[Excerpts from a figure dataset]
────────────────────

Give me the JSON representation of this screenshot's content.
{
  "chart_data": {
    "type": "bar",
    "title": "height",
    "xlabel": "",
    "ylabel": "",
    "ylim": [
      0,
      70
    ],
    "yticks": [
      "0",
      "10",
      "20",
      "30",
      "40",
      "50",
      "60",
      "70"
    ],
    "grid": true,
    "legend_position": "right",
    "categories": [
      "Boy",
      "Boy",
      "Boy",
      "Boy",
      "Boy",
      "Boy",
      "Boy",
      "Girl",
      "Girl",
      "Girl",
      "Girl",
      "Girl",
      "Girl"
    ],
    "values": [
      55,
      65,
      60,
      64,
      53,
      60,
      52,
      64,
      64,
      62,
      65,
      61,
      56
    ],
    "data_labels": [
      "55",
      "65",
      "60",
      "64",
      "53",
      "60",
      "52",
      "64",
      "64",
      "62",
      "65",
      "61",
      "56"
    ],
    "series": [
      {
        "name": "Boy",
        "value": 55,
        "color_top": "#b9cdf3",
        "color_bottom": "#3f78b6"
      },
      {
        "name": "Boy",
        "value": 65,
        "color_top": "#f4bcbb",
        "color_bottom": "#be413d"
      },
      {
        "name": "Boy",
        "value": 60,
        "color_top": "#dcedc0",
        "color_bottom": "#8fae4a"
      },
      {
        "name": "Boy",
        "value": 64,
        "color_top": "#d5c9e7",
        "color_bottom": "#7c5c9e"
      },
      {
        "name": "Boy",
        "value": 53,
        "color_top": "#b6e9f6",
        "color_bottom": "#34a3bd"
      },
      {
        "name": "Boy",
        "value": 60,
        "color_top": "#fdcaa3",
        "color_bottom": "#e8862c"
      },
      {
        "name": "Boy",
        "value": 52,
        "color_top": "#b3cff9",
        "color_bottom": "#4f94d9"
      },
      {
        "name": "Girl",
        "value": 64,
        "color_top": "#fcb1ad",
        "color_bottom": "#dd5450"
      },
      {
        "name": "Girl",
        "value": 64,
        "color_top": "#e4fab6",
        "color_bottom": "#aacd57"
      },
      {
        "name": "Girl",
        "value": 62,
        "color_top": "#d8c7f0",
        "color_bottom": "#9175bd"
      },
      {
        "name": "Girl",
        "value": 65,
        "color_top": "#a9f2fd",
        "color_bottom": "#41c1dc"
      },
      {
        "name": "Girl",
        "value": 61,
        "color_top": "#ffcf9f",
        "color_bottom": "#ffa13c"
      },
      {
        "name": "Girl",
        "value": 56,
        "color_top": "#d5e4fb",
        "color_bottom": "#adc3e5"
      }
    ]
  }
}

────────────────────

- [Requirement] Your task is to print the whole listing again exactly.

- [Reply]
Give me the JSON representation of this screenshot's content.
{
  "chart_data": {
    "type": "bar",
    "title": "height",
    "xlabel": "",
    "ylabel": "",
    "ylim": [
      0,
      70
    ],
    "yticks": [
      "0",
      "10",
      "20",
      "30",
      "40",
      "50",
      "60",
      "70"
    ],
    "grid": true,
    "legend_position": "right",
    "categories": [
      "Boy",
      "Boy",
      "Boy",
      "Boy",
      "Boy",
      "Boy",
      "Boy",
      "Girl",
      "Girl",
      "Girl",
      "Girl",
      "Girl",
      "Girl"
    ],
    "values": [
      55,
      65,
      60,
      64,
      53,
      60,
      52,
      64,
      64,
      62,
      65,
      61,
      56
    ],
    "data_labels": [
      "55",
      "65",
      "60",
      "64",
      "53",
      "60",
      "52",
      "64",
      "64",
      "62",
      "65",
      "61",
      "56"
    ],
    "series": [
      {
        "name": "Boy",
        "value": 55,
        "color_top": "#b9cdf3",
        "color_bottom": "#3f78b6"
      },
      {
        "name": "Boy",
        "value": 65,
        "color_top": "#f4bcbb",
        "color_bottom": "#be413d"
      },
      {
        "name": "Boy",
        "value": 60,
        "color_top": "#dcedc0",
        "color_bottom": "#8fae4a"
      },
      {
        "name": "Boy",
        "value": 64,
        "color_top": "#d5c9e7",
        "color_bottom": "#7c5c9e"
      },
      {
        "name": "Boy",
        "value": 53,
        "color_top": "#b6e9f6",
        "color_bottom": "#34a3bd"
      },
      {
        "name": "Boy",
        "value": 60,
        "color_top": "#fdcaa3",
        "color_bottom": "#e8862c"
      },
      {
        "name": "Boy",
        "value": 52,
        "color_top": "#b3cff9",
        "color_bottom": "#4f94d9"
      },
      {
        "name": "Girl",
        "value": 64,
        "color_top": "#fcb1ad",
        "color_bottom": "#dd5450"
      },
      {
        "name": "Girl",
        "value": 64,
        "color_top": "#e4fab6",
        "color_bottom": "#aacd57"
      },
      {
        "name": "Girl",
        "value": 62,
        "color_top": "#d8c7f0",
        "color_bottom": "#9175bd"
      },
      {
        "name": "Girl",
        "value": 65,
        "color_top": "#a9f2fd",
        "color_bottom": "#41c1dc"
      },
      {
        "name": "Girl",
        "value": 61,
        "color_top": "#ffcf9f",
        "color_bottom": "#ffa13c"
      },
      {
        "name": "Girl",
        "value": 56,
        "color_top": "#d5e4fb",
        "color_bottom": "#adc3e5"
      }
    ]
  }
}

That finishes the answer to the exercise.